(Stored data entries)
------------

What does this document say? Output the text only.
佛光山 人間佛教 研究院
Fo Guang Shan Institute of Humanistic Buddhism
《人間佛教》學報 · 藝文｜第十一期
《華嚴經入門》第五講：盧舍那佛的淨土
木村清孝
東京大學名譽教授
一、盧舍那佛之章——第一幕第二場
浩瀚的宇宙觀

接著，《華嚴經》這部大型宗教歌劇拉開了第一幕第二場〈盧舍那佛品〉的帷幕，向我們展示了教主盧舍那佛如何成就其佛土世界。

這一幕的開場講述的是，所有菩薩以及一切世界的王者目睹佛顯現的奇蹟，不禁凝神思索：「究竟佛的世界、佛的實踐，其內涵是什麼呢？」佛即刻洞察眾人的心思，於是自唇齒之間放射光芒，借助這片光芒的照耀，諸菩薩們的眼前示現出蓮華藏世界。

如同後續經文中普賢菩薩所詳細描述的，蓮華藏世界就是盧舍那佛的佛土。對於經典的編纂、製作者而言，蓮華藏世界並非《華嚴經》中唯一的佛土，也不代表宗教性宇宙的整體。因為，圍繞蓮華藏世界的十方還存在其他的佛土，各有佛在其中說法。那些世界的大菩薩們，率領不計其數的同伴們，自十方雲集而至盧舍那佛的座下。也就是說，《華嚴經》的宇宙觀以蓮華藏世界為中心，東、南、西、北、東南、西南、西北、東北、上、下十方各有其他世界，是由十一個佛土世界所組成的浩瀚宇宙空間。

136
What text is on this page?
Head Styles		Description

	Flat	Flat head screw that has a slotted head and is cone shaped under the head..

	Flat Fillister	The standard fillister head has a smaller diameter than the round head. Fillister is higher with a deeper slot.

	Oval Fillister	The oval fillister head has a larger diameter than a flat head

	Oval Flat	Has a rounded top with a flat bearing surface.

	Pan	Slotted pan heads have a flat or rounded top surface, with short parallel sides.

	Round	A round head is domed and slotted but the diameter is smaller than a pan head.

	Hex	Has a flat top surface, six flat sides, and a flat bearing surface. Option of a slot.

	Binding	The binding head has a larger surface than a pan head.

------------

> **WHAT IS BEING ASKED**: Every entry must be output again, exactly as written above.

> **SOLUTION FOR THIS EXERCISE**:
What does this document say? Output the text only.
佛光山 人間佛教 研究院
Fo Guang Shan Institute of Humanistic Buddhism
《人間佛教》學報 · 藝文｜第十一期
《華嚴經入門》第五講：盧舍那佛的淨土
木村清孝
東京大學名譽教授
一、盧舍那佛之章——第一幕第二場
浩瀚的宇宙觀

接著，《華嚴經》這部大型宗教歌劇拉開了第一幕第二場〈盧舍那佛品〉的帷幕，向我們展示了教主盧舍那佛如何成就其佛土世界。

這一幕的開場講述的是，所有菩薩以及一切世界的王者目睹佛顯現的奇蹟，不禁凝神思索：「究竟佛的世界、佛的實踐，其內涵是什麼呢？」佛即刻洞察眾人的心思，於是自唇齒之間放射光芒，借助這片光芒的照耀，諸菩薩們的眼前示現出蓮華藏世界。

如同後續經文中普賢菩薩所詳細描述的，蓮華藏世界就是盧舍那佛的佛土。對於經典的編纂、製作者而言，蓮華藏世界並非《華嚴經》中唯一的佛土，也不代表宗教性宇宙的整體。因為，圍繞蓮華藏世界的十方還存在其他的佛土，各有佛在其中說法。那些世界的大菩薩們，率領不計其數的同伴們，自十方雲集而至盧舍那佛的座下。也就是說，《華嚴經》的宇宙觀以蓮華藏世界為中心，東、南、西、北、東南、西南、西北、東北、上、下十方各有其他世界，是由十一個佛土世界所組成的浩瀚宇宙空間。

136
What text is on this page?
Head Styles		Description

	Flat	Flat head screw that has a slotted head and is cone shaped under the head..

	Flat Fillister	The standard fillister head has a smaller diameter than the round head. Fillister is higher with a deeper slot.

	Oval Fillister	The oval fillister head has a larger diameter than a flat head

	Oval Flat	Has a rounded top with a flat bearing surface.

	Pan	Slotted pan heads have a flat or rounded top surface, with short parallel sides.

	Round	A round head is domed and slotted but the diameter is smaller than a pan head.

	Hex	Has a flat top surface, six flat sides, and a flat bearing surface. Option of a slot.

	Binding	The binding head has a larger surface than a pan head.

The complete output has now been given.